**INSTRUCCIONES**
1 – Según la crónica del partido, ¿qué tres jugadores forman la tripleta de medias puntas del Arsenal?
2 – Reproduce literalmente el pasaje de la crónica del partido que arranca con las palabras que contienen "Mucha posesión, cero" y acaba con "en tu contra.".

**FRAGMENTO PARA LEER**
Gabriel Jesús por Ernesto Ibáñez

13 mayo 2015

Mucha posesión, cero efectividad

El Arsenal cae en su propia trampa y pierde 0-1



El Arsenal sigue fiel a su estilo de toque, buen manejo de balón, jugadas trenzadas y cuando surge la oportunidad dar el pase al hueco preciso para el desmarque de unos de sus fenomenales medias puntas que dispone en sus filas. El problema no esta ahí, realmente es una mentalidad muy buena, que ha dado grandes resultados pero que cuando te enfrentas a equipos como el Swansea, puede volverse en tu contra.

Eso mismo le pasó al equipo que entrena Arsene Wenger en su enfrentamiento ante el Swansea, este pasado lunes. Para empezar, Coquelin sigue siendo el medio centro titular que da equilibrio al equipo junto a Cazorla que parece aceptar su rol de medio campista organizador en detrimento de ser el jugador desquilibrante que solía asomar un poco más adelante partiendo desde una de las bandas. Hay que aceptar que la decisión de apostar por esta atípica pareja, esta teniendo sus resultados en el buen juego, otra cosa son los resultados. Wilshere, Flamini y Arteta se han visto relegados al banquillo en busca de tener el protagonismo perdido que en su momento tuvieron.

Justo por delante la tripleta de medias puntas compuesta por Alexis, Ozil y Ramsey, es la calidad que diferencia un equipo modesto de uno grande con aspiraciones. Durante el partido fueron intercambiándose la posición pero sigo viendo a Ozil algo lento y a veces fuera de lugar, también veo un poco egoísta a Ramsey que suele acabar las jugadas cuando muchas veces tiene la opción de pasar a un compañero con más opciones de remate y por último me queda Alexis que sigue siendo la chispa de desborde que hace falta pero con altibajos. Del delantero centro, en este caso Oliver Giroud, no hace falta darle más leña ya que si aun delantero alto y bueno por arriba no le llegan balones, mal vamos.

Un Swansea con ideas claras


Esta claro que Monk no iba a plantear un encuentro donde atacar descaradamente al Arsenal ya que es obvio que no iba a poder hacerlo con los jugadores que posee pero lejos de ponerse la camiseta de perdedor, dio un paso adelante y supo hace una presión eficaz en la salida de balón del equipo londinense. Sidgurson en punta y un combativo Shelvey eran los dos primeros stoppers que se encontraba el Arsenal a la hora de intentar sacar el balón desde atrás. Un triangulo mágico para que Cazorla y Coquelin tuvieran serios problemas para recibir el balón con claridad y suficiente tiempo para mirar a su alrededor.

**LISTADO DE DATOS**

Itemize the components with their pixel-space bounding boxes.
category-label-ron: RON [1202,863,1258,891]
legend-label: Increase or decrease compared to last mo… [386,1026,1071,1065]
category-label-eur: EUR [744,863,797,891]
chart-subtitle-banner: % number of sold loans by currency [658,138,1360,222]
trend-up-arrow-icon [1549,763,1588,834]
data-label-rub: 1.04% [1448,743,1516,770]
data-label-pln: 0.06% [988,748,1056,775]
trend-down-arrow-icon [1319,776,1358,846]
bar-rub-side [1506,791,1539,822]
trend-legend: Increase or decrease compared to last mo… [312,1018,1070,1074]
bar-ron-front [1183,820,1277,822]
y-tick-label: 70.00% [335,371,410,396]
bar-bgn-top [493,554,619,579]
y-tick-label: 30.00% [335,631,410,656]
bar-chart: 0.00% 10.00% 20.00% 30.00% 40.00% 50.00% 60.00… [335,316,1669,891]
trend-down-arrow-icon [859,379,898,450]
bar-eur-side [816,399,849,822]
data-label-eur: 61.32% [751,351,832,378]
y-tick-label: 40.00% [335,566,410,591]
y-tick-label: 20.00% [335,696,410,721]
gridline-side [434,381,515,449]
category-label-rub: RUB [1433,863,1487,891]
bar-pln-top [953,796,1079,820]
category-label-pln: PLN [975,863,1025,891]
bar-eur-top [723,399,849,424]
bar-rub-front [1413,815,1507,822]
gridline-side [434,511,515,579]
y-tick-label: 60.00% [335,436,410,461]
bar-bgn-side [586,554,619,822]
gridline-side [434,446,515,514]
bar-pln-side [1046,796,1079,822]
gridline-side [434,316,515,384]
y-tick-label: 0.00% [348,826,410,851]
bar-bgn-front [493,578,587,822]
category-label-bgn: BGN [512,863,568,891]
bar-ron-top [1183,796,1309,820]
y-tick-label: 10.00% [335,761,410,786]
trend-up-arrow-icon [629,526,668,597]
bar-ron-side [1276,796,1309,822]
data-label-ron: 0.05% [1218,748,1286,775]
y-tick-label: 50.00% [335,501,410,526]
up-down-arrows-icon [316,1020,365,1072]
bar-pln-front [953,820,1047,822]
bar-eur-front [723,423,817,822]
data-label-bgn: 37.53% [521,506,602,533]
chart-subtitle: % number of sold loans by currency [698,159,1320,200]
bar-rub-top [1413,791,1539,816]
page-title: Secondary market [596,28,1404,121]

**RESPUESTAS DEL EJERCICIO**
1 – Alexis, Ozil y Ramsey.

2 –
Mucha posesión, cero efectividad

El Arsenal cae en su propia trampa y pierde 0-1



El Arsenal sigue fiel a su estilo de toque, buen manejo de balón, jugadas trenzadas y cuando surge la oportunidad dar el pase al hueco preciso para el desmarque de unos de sus fenomenales medias puntas que dispone en sus filas. El problema no esta ahí, realmente es una mentalidad muy buena, que ha dado grandes resultados pero que cuando te enfrentas a equipos como el Swansea, puede volverse en tu contra.